Entries supplied:
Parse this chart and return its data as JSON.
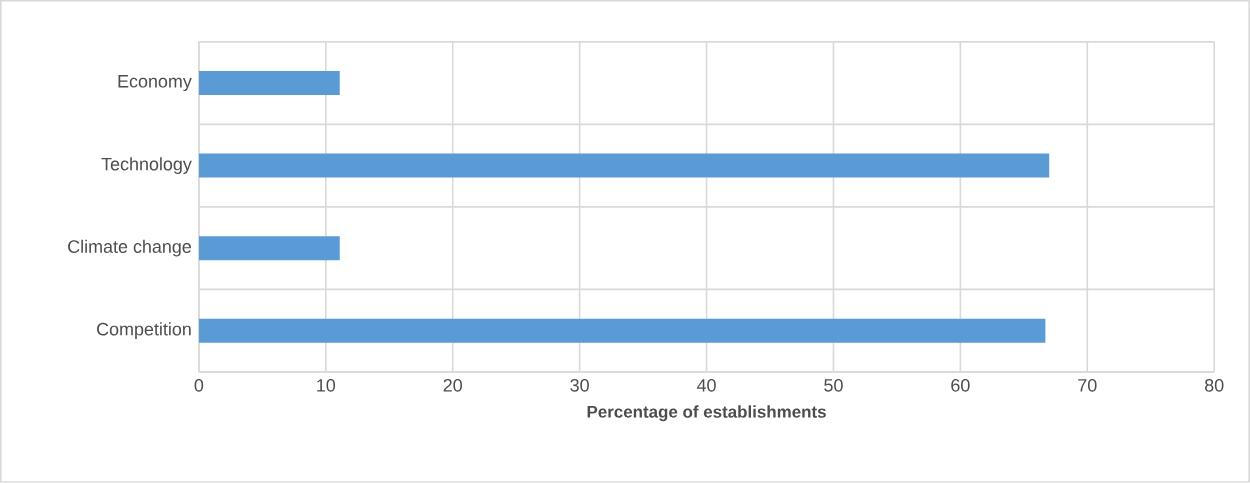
{
  "chart_data": {
    "type": "bar",
    "orientation": "horizontal",
    "categories": [
      "Economy",
      "Technology",
      "Climate change",
      "Competition"
    ],
    "values": [
      11.1,
      67,
      11.1,
      66.7
    ],
    "color": "#5b9bd5",
    "xlabel": "Percentage of establishments",
    "xlim": [
      0,
      80
    ],
    "xticks": [
      0,
      10,
      20,
      30,
      40,
      50,
      60,
      70,
      80
    ],
    "grid": true
  }
}
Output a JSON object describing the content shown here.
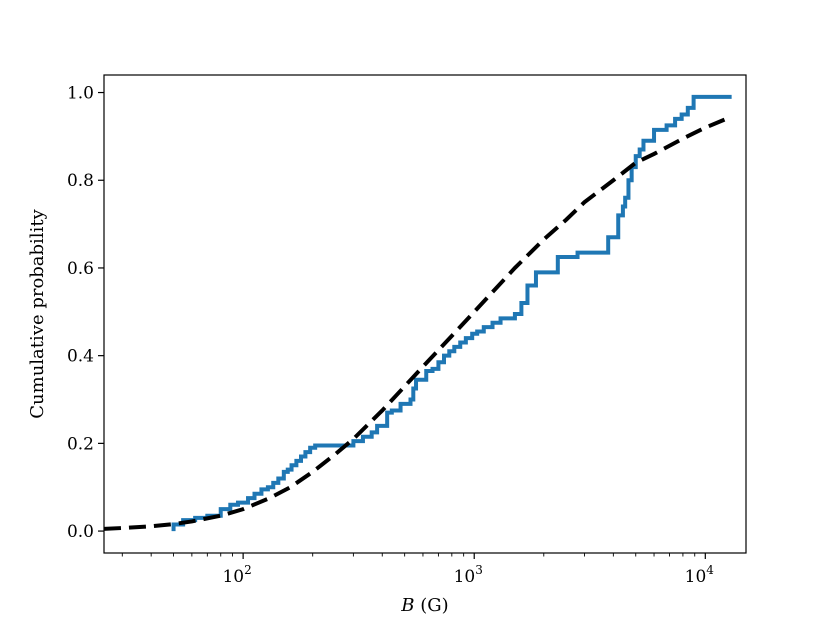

Exercise objective:
Return the records exactly. Don't carry the pictures over.

Response:
Parse this chart and return its data as JSON.
{
  "chart_data": {
    "type": "bar",
    "orientation": "horizontal",
    "categories": [
      "Economy",
      "Technology",
      "Climate change",
      "Competition"
    ],
    "values": [
      11.1,
      67,
      11.1,
      66.7
    ],
    "color": "#5b9bd5",
    "xlabel": "Percentage of establishments",
    "xlim": [
      0,
      80
    ],
    "xticks": [
      0,
      10,
      20,
      30,
      40,
      50,
      60,
      70,
      80
    ],
    "grid": true
  }
}
Output a JSON object describing the content shown here.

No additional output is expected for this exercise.